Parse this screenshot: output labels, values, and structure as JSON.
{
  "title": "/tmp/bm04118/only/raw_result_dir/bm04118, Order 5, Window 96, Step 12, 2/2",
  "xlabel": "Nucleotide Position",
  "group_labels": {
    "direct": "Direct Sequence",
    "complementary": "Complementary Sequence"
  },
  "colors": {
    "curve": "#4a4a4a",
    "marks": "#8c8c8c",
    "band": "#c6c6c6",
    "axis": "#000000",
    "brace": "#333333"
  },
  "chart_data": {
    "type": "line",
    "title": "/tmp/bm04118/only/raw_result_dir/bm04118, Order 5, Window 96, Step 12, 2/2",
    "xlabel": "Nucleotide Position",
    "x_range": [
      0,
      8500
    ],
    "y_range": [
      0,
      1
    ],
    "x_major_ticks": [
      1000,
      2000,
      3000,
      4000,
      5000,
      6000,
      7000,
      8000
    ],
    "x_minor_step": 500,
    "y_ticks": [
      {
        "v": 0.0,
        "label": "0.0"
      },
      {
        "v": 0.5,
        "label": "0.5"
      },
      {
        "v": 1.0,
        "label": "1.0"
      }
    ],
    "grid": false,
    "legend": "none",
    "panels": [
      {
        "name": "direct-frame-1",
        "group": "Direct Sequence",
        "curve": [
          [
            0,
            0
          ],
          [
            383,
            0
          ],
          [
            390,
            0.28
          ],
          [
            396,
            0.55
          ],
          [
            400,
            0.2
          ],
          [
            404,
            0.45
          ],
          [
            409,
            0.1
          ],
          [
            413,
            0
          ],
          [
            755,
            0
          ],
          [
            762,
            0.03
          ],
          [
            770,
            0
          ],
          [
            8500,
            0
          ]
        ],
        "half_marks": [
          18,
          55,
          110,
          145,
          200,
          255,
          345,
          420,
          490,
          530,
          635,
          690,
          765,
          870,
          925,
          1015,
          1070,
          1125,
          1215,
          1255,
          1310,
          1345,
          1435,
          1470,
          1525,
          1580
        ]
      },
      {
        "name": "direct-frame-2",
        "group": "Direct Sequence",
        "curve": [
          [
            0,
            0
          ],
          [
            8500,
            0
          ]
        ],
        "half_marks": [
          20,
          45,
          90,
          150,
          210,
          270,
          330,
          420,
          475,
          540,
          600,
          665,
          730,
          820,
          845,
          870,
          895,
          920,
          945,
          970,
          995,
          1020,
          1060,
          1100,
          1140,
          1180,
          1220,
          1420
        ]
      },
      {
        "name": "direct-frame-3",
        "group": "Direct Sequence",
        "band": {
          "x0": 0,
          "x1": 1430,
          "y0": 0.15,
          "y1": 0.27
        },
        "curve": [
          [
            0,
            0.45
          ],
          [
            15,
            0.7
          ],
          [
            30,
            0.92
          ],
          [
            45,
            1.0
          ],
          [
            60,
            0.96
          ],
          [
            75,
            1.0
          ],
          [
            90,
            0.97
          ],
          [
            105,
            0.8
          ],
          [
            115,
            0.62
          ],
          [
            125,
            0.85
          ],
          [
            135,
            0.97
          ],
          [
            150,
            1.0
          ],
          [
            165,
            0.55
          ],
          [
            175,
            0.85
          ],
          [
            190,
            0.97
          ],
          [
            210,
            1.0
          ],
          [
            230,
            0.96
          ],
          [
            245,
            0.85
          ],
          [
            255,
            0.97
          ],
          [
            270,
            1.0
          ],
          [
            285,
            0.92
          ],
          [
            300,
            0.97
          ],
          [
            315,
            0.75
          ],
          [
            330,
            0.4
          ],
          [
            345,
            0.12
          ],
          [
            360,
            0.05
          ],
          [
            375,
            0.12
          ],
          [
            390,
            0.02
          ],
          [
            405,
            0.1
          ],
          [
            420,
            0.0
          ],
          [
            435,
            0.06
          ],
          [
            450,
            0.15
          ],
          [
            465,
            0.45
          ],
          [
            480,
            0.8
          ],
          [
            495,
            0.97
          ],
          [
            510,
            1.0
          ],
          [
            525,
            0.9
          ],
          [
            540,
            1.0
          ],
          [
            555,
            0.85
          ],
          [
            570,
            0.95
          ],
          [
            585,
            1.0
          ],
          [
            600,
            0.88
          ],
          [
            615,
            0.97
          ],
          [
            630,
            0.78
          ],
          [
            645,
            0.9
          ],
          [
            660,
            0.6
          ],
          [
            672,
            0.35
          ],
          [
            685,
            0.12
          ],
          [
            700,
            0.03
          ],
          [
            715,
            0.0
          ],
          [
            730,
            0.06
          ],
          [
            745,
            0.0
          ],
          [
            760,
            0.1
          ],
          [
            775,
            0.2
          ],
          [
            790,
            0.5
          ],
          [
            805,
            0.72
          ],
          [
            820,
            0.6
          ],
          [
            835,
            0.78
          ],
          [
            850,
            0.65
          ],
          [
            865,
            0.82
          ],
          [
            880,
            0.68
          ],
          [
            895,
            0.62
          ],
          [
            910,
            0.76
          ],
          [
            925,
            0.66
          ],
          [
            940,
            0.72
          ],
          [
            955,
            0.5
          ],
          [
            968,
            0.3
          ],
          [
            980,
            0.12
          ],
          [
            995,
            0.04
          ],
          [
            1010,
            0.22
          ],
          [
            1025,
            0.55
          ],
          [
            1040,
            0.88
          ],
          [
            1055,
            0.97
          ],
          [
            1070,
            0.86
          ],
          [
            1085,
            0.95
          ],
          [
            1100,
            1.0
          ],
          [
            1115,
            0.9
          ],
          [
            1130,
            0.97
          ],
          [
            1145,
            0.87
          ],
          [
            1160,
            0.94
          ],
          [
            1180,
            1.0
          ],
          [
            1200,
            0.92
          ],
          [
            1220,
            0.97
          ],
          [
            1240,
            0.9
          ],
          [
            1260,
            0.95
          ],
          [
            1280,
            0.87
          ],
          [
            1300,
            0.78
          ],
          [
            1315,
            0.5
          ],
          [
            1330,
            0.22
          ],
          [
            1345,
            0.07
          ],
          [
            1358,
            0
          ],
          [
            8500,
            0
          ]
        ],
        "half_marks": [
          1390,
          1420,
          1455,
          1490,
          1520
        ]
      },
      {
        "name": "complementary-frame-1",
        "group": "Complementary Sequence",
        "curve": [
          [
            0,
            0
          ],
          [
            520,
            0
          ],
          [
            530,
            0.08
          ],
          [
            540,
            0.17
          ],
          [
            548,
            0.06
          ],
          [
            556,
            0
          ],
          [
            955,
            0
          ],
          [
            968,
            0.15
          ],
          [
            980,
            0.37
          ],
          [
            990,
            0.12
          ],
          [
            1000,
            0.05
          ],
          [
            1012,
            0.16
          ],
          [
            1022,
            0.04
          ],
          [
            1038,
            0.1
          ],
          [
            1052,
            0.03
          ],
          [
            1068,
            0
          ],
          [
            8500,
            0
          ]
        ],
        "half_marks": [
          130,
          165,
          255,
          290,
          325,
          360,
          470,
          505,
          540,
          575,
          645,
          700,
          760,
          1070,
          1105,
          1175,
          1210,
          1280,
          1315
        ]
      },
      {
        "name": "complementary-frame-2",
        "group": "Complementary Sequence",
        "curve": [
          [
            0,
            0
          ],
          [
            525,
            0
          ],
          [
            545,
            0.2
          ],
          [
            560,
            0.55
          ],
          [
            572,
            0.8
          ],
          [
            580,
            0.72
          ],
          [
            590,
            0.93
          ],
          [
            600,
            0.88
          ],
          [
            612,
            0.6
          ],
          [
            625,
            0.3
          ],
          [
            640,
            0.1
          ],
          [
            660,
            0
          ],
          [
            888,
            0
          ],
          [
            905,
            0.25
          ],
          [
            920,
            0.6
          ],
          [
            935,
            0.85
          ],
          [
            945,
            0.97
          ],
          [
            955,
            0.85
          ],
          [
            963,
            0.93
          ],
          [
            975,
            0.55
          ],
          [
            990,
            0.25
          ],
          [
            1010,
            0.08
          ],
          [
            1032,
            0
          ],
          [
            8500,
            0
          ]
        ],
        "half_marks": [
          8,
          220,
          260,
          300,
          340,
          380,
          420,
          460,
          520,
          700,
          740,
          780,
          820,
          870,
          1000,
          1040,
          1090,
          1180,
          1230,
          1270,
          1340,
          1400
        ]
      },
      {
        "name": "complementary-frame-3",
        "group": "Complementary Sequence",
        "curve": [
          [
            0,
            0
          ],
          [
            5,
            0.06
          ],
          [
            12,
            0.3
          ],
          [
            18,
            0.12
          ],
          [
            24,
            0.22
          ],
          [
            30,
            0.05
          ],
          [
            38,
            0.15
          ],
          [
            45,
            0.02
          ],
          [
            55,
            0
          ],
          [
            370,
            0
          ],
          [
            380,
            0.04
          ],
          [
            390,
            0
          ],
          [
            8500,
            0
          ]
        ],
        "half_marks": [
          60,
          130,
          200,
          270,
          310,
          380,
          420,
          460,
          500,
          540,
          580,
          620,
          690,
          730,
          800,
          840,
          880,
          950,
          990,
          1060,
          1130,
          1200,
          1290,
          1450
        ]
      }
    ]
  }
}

◇ ◇ ◇ ◇

__EXERCISE INSTRUCTIONS__.
Copy out each line in the preceding records that contains "frame".

__SOLUTION__.
        "name": "direct-frame-1",
        "name": "direct-frame-2",
        "name": "direct-frame-3",
        "name": "complementary-frame-1",
        "name": "complementary-frame-2",
        "name": "complementary-frame-3",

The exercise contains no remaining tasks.